[Data entries]
──────────────────────────────

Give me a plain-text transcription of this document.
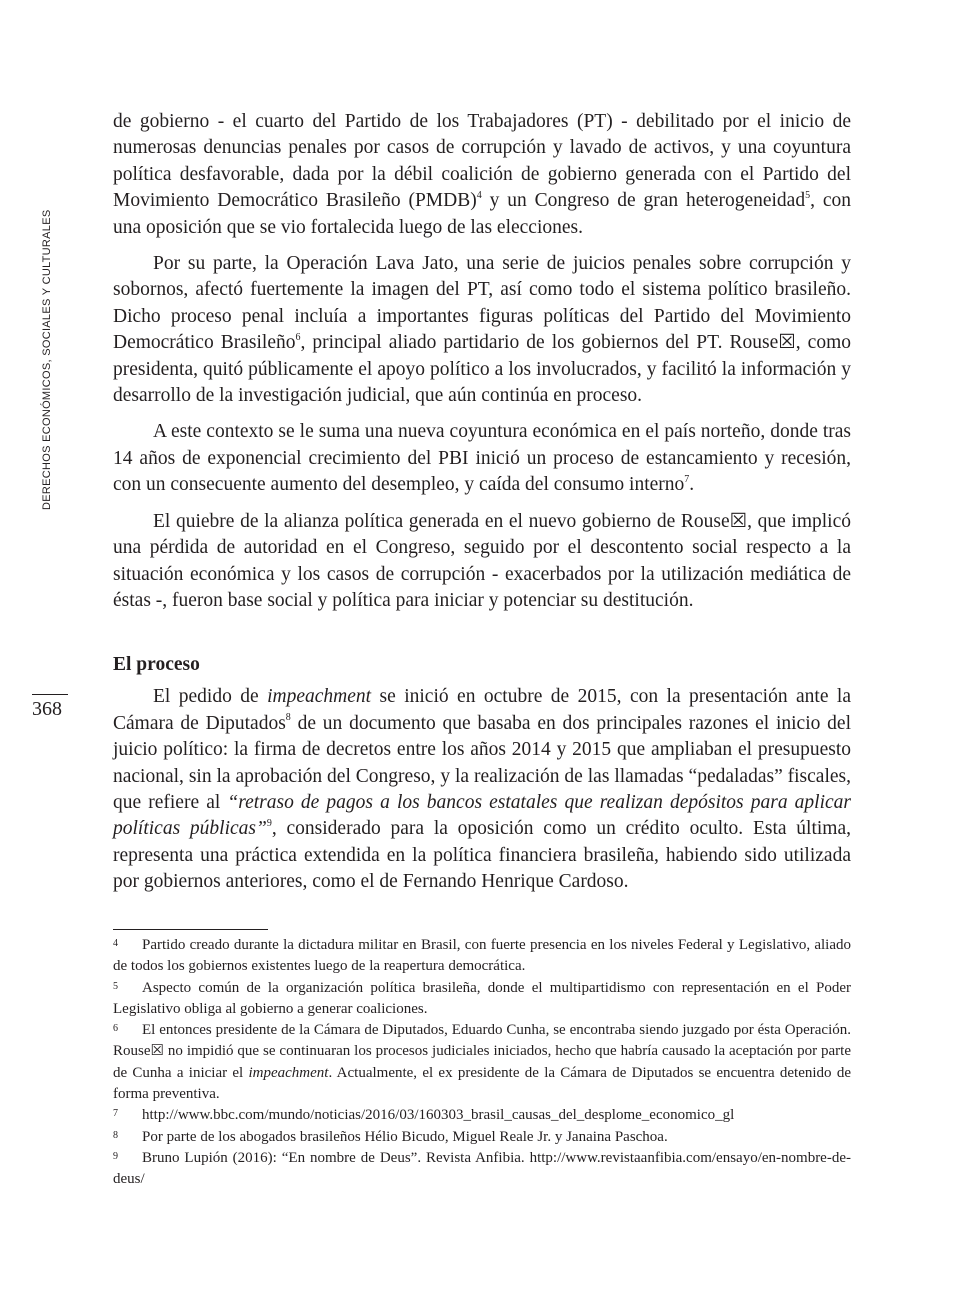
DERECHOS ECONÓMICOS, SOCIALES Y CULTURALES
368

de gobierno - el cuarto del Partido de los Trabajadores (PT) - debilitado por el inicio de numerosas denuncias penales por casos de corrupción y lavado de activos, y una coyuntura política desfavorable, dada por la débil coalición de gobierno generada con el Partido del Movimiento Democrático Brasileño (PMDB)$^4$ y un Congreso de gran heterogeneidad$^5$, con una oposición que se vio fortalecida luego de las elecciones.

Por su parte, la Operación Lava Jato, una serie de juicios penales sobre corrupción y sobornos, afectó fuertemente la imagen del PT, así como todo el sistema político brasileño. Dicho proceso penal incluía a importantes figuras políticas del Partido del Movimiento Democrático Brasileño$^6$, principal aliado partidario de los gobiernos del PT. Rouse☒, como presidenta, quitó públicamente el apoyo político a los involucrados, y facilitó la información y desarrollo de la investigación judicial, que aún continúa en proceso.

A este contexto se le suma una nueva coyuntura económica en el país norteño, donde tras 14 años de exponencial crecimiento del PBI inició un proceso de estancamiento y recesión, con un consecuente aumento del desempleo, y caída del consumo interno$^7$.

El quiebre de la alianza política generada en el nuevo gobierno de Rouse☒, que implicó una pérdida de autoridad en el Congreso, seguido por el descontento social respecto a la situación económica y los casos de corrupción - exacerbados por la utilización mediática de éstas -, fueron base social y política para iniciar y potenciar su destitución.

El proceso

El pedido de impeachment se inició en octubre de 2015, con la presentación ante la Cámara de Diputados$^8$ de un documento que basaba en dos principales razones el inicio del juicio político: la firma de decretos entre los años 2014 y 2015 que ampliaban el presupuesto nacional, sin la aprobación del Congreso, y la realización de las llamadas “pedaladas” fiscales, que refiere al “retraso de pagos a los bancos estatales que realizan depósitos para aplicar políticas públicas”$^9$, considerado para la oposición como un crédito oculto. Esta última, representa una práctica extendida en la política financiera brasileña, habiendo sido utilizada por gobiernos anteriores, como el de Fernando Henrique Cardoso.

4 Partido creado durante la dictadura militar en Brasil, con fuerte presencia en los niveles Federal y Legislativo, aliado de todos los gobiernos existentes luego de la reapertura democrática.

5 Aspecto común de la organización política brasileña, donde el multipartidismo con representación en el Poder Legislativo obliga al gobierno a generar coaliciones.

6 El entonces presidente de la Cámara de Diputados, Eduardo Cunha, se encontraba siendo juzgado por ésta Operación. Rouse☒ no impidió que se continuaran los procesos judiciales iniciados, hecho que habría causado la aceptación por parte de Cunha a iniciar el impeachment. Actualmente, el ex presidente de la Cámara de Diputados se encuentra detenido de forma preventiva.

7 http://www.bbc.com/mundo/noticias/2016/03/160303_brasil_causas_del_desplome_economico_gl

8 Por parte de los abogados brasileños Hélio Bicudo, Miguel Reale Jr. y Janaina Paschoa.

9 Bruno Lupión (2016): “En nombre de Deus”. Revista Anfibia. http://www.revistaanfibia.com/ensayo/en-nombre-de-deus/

──────────────────────────────

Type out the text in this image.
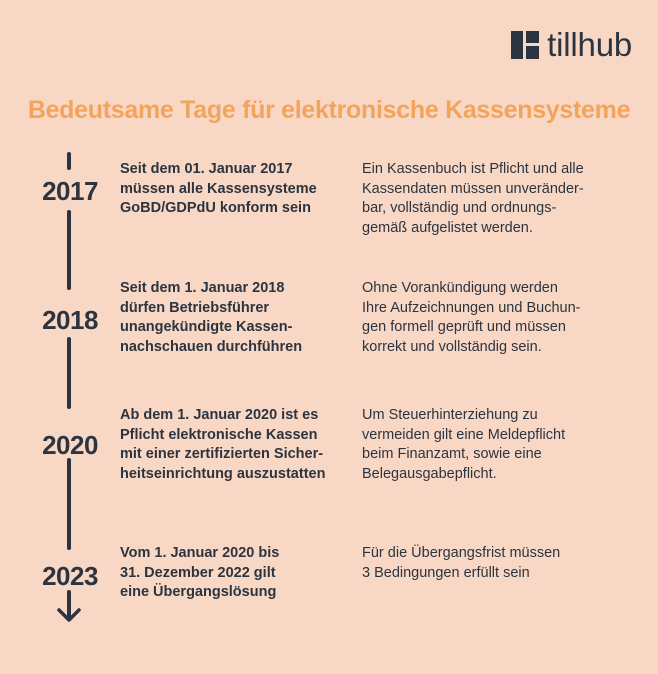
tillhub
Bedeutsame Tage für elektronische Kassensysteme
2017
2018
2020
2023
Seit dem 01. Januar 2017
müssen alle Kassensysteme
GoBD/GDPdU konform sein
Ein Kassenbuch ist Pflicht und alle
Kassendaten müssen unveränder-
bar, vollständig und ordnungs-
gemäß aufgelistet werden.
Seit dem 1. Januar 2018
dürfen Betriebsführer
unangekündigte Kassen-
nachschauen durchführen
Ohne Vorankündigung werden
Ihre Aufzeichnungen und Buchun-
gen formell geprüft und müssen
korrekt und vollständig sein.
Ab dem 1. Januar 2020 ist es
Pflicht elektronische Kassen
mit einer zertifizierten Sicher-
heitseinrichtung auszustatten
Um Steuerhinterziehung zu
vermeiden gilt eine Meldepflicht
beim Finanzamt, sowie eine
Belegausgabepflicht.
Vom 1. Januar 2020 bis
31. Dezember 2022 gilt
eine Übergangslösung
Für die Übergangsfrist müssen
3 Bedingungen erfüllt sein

──────────────────────────────

GIVEN INSTRUCTION>
Take each line containing the string "oposición" and copy it out.

WRITTEN RESPONSE>
de gobierno - el cuarto del Partido de los Trabajadores (PT) - debilitado por el inicio de numerosas denuncias penales por casos de corrupción y lavado de activos, y una coyuntura política desfavorable, dada por la débil coalición de gobierno generada con el Partido del Movimiento Democrático Brasileño (PMDB)$^4$ y un Congreso de gran heterogeneidad$^5$, con una oposición que se vio fortalecida luego de las elecciones.
El pedido de impeachment se inició en octubre de 2015, con la presentación ante la Cámara de Diputados$^8$ de un documento que basaba en dos principales razones el inicio del juicio político: la firma de decretos entre los años 2014 y 2015 que ampliaban el presupuesto nacional, sin la aprobación del Congreso, y la realización de las llamadas “pedaladas” fiscales, que refiere al “retraso de pagos a los bancos estatales que realizan depósitos para aplicar políticas públicas”$^9$, considerado para la oposición como un crédito oculto. Esta última, representa una práctica extendida en la política financiera brasileña, habiendo sido utilizada por gobiernos anteriores, como el de Fernando Henrique Cardoso.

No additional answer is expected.